[Data entries]
•••••
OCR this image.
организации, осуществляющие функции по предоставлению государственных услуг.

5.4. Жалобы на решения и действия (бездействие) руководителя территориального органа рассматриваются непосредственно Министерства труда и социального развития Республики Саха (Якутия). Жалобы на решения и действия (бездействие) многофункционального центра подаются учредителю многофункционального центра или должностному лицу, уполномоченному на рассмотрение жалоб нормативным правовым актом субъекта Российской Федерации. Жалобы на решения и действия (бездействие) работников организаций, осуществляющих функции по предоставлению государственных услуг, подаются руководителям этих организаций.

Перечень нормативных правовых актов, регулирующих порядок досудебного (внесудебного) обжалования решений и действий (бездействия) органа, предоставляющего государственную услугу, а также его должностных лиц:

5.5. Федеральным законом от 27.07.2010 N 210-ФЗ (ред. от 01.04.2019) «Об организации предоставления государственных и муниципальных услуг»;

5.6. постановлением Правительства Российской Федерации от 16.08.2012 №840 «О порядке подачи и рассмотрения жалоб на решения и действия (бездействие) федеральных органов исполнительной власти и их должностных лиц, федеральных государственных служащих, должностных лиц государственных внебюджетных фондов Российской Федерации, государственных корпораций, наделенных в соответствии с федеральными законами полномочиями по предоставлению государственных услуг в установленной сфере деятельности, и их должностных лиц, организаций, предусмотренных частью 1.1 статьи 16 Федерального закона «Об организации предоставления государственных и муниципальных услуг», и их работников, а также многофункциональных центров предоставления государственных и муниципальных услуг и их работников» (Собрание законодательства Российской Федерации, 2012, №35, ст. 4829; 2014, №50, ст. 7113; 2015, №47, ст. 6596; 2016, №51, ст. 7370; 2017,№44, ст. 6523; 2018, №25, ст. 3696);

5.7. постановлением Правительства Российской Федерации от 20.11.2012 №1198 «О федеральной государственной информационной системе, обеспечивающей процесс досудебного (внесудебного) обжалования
•••••
Take every line above carrying "досудебного" and return it.

Перечень нормативных правовых актов, регулирующих порядок досудебного (внесудебного) обжалования решений и действий (бездействия) органа, предоставляющего государственную услугу, а также его должностных лиц:
5.7. постановлением Правительства Российской Федерации от 20.11.2012 №1198 «О федеральной государственной информационной системе, обеспечивающей процесс досудебного (внесудебного) обжалования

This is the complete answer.